═══ Available records ═══
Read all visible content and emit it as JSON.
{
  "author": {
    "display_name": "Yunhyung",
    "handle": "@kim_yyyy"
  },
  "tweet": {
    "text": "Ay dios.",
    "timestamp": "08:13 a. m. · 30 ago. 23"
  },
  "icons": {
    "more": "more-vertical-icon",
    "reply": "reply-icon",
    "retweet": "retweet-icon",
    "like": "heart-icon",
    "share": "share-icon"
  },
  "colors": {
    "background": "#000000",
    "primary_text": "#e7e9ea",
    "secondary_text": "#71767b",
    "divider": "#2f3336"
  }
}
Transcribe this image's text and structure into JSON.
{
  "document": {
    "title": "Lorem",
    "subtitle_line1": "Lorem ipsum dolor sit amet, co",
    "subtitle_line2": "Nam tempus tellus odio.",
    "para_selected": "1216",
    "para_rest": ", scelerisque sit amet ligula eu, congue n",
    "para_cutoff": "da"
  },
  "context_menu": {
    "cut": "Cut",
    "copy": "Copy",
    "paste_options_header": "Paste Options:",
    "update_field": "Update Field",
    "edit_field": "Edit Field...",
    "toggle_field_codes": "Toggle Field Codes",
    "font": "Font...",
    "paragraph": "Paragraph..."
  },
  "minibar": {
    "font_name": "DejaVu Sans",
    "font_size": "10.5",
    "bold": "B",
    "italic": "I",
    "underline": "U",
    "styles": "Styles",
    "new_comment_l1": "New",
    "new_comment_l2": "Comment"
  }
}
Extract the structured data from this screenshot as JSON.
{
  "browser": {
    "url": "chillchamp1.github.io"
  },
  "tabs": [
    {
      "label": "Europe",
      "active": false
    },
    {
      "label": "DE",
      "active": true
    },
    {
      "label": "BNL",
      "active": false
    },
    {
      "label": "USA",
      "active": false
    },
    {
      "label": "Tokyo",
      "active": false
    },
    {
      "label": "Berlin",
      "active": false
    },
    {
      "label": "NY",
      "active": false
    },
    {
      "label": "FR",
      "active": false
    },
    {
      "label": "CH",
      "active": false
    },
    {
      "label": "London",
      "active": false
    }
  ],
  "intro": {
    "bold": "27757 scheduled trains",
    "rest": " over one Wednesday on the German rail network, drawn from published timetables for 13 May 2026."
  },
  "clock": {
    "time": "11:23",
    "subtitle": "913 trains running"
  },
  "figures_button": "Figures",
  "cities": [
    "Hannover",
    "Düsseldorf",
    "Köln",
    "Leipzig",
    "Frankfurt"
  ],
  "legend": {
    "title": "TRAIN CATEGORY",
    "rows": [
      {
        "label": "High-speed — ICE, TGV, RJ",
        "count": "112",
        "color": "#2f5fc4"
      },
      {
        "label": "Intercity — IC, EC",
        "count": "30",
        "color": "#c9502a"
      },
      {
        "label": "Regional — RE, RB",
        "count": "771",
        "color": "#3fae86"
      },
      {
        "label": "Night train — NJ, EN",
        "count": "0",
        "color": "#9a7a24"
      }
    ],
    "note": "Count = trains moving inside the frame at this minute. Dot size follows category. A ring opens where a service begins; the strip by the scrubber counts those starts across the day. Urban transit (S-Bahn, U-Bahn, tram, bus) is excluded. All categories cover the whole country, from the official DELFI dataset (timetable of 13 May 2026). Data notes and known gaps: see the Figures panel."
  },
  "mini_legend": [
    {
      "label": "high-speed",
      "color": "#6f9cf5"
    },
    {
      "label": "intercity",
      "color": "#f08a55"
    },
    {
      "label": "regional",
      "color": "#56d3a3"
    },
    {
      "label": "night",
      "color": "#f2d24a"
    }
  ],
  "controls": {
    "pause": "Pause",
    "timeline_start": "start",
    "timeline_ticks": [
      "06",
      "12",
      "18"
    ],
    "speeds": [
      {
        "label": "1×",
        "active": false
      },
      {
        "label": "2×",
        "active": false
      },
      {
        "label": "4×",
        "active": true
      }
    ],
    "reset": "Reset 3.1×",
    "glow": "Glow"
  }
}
═══
• **Task to complete**
All of the entries must be written out exactly as they stand.

• **Result**
Read all visible content and emit it as JSON.
{
  "author": {
    "display_name": "Yunhyung",
    "handle": "@kim_yyyy"
  },
  "tweet": {
    "text": "Ay dios.",
    "timestamp": "08:13 a. m. · 30 ago. 23"
  },
  "icons": {
    "more": "more-vertical-icon",
    "reply": "reply-icon",
    "retweet": "retweet-icon",
    "like": "heart-icon",
    "share": "share-icon"
  },
  "colors": {
    "background": "#000000",
    "primary_text": "#e7e9ea",
    "secondary_text": "#71767b",
    "divider": "#2f3336"
  }
}
Transcribe this image's text and structure into JSON.
{
  "document": {
    "title": "Lorem",
    "subtitle_line1": "Lorem ipsum dolor sit amet, co",
    "subtitle_line2": "Nam tempus tellus odio.",
    "para_selected": "1216",
    "para_rest": ", scelerisque sit amet ligula eu, congue n",
    "para_cutoff": "da"
  },
  "context_menu": {
    "cut": "Cut",
    "copy": "Copy",
    "paste_options_header": "Paste Options:",
    "update_field": "Update Field",
    "edit_field": "Edit Field...",
    "toggle_field_codes": "Toggle Field Codes",
    "font": "Font...",
    "paragraph": "Paragraph..."
  },
  "minibar": {
    "font_name": "DejaVu Sans",
    "font_size": "10.5",
    "bold": "B",
    "italic": "I",
    "underline": "U",
    "styles": "Styles",
    "new_comment_l1": "New",
    "new_comment_l2": "Comment"
  }
}
Extract the structured data from this screenshot as JSON.
{
  "browser": {
    "url": "chillchamp1.github.io"
  },
  "tabs": [
    {
      "label": "Europe",
      "active": false
    },
    {
      "label": "DE",
      "active": true
    },
    {
      "label": "BNL",
      "active": false
    },
    {
      "label": "USA",
      "active": false
    },
    {
      "label": "Tokyo",
      "active": false
    },
    {
      "label": "Berlin",
      "active": false
    },
    {
      "label": "NY",
      "active": false
    },
    {
      "label": "FR",
      "active": false
    },
    {
      "label": "CH",
      "active": false
    },
    {
      "label": "London",
      "active": false
    }
  ],
  "intro": {
    "bold": "27757 scheduled trains",
    "rest": " over one Wednesday on the German rail network, drawn from published timetables for 13 May 2026."
  },
  "clock": {
    "time": "11:23",
    "subtitle": "913 trains running"
  },
  "figures_button": "Figures",
  "cities": [
    "Hannover",
    "Düsseldorf",
    "Köln",
    "Leipzig",
    "Frankfurt"
  ],
  "legend": {
    "title": "TRAIN CATEGORY",
    "rows": [
      {
        "label": "High-speed — ICE, TGV, RJ",
        "count": "112",
        "color": "#2f5fc4"
      },
      {
        "label": "Intercity — IC, EC",
        "count": "30",
        "color": "#c9502a"
      },
      {
        "label": "Regional — RE, RB",
        "count": "771",
        "color": "#3fae86"
      },
      {
        "label": "Night train — NJ, EN",
        "count": "0",
        "color": "#9a7a24"
      }
    ],
    "note": "Count = trains moving inside the frame at this minute. Dot size follows category. A ring opens where a service begins; the strip by the scrubber counts those starts across the day. Urban transit (S-Bahn, U-Bahn, tram, bus) is excluded. All categories cover the whole country, from the official DELFI dataset (timetable of 13 May 2026). Data notes and known gaps: see the Figures panel."
  },
  "mini_legend": [
    {
      "label": "high-speed",
      "color": "#6f9cf5"
    },
    {
      "label": "intercity",
      "color": "#f08a55"
    },
    {
      "label": "regional",
      "color": "#56d3a3"
    },
    {
      "label": "night",
      "color": "#f2d24a"
    }
  ],
  "controls": {
    "pause": "Pause",
    "timeline_start": "start",
    "timeline_ticks": [
      "06",
      "12",
      "18"
    ],
    "speeds": [
      {
        "label": "1×",
        "active": false
      },
      {
        "label": "2×",
        "active": false
      },
      {
        "label": "4×",
        "active": true
      }
    ],
    "reset": "Reset 3.1×",
    "glow": "Glow"
  }
}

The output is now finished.